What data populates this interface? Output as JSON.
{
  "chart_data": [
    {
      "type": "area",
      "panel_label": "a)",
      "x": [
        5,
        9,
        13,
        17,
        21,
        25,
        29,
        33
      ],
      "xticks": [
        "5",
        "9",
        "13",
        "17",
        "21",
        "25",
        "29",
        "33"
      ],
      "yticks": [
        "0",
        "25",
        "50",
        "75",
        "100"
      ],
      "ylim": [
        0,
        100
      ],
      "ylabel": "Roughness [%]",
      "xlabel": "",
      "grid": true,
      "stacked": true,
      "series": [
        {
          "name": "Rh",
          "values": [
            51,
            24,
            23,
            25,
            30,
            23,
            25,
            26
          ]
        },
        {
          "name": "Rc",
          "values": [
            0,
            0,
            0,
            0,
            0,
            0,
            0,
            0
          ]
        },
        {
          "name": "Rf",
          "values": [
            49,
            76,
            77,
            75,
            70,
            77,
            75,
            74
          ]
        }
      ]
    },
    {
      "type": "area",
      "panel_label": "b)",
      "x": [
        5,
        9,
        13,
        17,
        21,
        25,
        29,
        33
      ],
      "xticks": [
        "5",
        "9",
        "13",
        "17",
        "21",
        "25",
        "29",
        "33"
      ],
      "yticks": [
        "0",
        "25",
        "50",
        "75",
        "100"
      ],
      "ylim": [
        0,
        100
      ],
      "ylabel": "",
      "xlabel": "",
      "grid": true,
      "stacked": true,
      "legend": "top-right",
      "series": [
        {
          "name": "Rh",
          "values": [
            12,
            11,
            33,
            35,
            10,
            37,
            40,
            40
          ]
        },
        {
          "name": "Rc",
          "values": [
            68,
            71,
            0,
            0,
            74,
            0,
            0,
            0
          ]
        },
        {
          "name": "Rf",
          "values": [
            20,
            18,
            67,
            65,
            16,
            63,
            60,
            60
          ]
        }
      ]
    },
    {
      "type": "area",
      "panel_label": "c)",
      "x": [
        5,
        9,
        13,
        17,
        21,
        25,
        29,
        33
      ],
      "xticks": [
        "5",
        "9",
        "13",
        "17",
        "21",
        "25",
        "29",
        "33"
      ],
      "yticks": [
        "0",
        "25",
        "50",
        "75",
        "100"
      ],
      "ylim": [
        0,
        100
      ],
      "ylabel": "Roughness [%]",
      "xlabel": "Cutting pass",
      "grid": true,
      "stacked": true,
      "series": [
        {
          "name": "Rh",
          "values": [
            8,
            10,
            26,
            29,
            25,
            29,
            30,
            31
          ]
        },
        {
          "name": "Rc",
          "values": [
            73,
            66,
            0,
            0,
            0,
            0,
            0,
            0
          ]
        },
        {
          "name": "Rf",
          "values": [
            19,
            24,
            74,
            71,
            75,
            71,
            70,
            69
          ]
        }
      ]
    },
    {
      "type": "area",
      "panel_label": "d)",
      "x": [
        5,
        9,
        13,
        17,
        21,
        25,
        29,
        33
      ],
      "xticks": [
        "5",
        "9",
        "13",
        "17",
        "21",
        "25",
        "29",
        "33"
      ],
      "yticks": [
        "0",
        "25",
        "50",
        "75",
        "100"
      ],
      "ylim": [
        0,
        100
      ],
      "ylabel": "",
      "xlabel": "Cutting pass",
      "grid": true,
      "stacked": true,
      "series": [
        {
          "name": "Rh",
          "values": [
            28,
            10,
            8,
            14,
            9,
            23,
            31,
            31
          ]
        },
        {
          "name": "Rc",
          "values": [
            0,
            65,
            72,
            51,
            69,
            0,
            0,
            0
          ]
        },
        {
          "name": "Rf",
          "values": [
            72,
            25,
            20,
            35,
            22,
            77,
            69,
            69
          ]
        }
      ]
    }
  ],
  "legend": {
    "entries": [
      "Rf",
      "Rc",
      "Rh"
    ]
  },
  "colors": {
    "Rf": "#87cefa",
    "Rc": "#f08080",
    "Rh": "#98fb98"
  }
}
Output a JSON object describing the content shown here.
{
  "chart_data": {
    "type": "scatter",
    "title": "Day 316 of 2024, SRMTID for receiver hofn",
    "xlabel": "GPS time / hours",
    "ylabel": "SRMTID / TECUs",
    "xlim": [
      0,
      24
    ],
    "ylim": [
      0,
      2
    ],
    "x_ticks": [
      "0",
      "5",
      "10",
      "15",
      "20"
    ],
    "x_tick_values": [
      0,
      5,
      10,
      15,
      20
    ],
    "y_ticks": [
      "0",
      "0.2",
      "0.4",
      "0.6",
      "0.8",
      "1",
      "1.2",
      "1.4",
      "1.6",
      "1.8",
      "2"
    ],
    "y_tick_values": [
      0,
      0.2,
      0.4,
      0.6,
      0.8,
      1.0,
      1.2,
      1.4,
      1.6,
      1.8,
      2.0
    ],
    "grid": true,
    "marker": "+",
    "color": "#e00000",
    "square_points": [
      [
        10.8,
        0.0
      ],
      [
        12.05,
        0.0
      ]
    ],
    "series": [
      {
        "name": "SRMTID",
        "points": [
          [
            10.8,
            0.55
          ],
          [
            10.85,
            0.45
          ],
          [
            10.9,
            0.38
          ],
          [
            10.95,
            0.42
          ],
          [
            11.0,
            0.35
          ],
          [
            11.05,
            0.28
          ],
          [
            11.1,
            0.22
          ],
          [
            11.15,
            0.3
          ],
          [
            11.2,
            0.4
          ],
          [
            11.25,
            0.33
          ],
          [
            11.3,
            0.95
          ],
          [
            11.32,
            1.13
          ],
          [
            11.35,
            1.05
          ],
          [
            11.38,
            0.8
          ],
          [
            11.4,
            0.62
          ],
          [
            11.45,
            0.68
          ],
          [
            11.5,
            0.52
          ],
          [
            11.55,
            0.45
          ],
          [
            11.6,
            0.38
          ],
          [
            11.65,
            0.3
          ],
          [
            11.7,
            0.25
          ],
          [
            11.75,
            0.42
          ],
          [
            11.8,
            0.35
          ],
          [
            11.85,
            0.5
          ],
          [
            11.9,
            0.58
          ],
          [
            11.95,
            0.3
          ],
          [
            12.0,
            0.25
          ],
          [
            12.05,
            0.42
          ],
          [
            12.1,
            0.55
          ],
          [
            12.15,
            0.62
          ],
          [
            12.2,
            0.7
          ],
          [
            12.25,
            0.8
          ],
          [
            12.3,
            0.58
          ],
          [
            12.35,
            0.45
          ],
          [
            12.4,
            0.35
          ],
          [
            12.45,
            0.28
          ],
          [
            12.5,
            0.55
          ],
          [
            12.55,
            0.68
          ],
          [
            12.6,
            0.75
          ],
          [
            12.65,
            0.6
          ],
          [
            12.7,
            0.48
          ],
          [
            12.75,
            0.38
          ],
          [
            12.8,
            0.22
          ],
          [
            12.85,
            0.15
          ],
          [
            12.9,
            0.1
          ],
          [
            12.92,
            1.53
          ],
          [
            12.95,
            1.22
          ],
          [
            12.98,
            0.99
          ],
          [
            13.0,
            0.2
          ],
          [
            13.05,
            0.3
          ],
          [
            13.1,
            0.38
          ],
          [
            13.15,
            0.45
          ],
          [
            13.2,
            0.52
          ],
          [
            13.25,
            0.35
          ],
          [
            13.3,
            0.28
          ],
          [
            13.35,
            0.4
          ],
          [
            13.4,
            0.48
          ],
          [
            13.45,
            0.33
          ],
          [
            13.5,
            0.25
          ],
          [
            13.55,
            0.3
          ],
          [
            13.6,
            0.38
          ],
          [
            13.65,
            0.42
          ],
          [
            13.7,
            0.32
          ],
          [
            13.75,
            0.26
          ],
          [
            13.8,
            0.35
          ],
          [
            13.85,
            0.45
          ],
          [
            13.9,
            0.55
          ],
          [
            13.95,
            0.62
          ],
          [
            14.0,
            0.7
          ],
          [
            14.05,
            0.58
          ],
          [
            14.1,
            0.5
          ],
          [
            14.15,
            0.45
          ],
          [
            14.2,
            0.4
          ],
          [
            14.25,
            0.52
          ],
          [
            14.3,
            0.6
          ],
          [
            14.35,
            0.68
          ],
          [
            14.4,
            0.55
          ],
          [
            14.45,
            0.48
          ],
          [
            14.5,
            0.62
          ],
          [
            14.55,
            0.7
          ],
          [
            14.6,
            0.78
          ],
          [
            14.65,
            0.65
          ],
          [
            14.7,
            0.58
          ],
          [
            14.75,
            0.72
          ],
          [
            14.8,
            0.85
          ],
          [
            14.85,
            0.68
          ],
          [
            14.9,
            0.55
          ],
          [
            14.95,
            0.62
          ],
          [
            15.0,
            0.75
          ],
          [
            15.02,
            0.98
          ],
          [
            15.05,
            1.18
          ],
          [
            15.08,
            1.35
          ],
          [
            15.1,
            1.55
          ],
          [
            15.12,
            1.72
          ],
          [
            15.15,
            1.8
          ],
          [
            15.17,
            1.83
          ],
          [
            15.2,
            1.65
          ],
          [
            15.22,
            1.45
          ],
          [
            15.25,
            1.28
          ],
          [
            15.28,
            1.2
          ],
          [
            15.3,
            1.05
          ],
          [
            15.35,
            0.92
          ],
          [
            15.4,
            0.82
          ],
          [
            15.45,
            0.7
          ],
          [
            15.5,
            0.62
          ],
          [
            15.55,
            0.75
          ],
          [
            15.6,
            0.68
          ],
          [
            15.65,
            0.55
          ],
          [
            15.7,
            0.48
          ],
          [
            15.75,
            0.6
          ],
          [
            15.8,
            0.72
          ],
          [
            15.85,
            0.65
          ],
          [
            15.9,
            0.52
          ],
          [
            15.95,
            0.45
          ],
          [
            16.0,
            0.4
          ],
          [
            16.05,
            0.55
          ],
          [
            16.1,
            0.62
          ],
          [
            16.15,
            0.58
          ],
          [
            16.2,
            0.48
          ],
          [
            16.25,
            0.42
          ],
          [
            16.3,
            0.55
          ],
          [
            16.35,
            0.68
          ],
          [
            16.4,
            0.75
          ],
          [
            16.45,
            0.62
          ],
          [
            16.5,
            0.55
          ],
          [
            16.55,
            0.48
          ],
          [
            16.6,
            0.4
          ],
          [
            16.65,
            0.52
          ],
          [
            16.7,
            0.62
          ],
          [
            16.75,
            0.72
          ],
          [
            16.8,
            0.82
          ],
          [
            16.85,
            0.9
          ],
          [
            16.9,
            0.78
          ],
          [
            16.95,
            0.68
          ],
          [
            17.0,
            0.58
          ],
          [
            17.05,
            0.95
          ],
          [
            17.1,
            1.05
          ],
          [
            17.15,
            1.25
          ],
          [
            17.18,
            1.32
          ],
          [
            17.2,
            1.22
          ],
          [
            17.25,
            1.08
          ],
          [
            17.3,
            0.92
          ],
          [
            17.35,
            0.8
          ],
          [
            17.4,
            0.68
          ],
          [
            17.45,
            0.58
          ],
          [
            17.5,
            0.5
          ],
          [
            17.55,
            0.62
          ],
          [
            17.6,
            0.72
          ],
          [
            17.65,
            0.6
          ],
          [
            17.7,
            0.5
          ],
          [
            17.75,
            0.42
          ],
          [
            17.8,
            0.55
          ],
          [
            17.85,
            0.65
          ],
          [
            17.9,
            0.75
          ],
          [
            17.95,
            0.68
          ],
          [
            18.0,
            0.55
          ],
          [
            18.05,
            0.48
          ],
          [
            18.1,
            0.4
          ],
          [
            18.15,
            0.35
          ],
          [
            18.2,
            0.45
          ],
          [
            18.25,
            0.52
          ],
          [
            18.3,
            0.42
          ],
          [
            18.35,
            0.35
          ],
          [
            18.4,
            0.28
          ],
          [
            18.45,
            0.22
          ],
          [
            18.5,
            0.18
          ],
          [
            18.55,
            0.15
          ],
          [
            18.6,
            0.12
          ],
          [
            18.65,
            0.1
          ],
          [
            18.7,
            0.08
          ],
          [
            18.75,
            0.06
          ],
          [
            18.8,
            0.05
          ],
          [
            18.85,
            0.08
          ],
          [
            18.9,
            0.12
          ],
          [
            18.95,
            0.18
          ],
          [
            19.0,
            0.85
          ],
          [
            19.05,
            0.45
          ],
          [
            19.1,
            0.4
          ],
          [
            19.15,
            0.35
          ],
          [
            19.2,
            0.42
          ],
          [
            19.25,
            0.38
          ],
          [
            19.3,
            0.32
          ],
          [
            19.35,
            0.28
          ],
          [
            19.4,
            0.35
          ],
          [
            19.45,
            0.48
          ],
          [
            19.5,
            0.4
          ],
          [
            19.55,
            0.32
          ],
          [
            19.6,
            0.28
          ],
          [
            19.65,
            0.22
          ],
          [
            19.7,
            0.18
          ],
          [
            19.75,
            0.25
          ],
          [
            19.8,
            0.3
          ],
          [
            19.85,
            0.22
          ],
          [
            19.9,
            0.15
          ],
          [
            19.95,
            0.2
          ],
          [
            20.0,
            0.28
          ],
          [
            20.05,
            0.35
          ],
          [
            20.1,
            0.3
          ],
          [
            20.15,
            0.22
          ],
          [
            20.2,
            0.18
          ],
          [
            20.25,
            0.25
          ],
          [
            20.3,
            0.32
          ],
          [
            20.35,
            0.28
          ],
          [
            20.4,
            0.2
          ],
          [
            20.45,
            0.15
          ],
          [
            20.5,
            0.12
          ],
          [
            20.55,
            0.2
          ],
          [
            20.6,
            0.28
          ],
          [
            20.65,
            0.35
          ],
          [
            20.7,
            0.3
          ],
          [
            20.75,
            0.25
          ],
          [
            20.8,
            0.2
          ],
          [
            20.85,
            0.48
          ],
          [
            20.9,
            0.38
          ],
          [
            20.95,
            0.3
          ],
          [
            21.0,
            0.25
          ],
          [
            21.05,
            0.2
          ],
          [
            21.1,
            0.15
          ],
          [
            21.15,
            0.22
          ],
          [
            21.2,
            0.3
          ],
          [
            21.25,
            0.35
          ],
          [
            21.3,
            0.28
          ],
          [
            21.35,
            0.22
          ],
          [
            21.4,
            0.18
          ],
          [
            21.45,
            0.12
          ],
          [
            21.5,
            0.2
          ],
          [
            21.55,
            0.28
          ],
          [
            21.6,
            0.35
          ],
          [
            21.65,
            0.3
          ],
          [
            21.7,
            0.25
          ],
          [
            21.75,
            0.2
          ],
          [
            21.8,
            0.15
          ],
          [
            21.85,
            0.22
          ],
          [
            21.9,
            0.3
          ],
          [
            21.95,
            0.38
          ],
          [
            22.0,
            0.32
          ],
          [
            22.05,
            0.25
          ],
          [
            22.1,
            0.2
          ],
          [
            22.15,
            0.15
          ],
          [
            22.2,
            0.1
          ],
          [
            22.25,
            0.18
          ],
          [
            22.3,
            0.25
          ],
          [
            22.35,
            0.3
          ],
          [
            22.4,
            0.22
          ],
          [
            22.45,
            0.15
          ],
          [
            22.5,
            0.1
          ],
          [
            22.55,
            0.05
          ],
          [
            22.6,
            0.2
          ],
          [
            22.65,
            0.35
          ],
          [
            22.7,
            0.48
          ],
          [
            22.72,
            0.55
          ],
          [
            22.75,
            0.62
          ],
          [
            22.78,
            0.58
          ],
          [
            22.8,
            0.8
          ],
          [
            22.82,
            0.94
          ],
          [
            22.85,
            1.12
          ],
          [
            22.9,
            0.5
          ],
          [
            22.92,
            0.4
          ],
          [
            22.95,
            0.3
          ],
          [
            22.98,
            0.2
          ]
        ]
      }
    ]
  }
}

--*--

SET TASK:
Count the lines in the records above that contain the word "JSON", and reply with only that number.

FULL RESPONSE:
2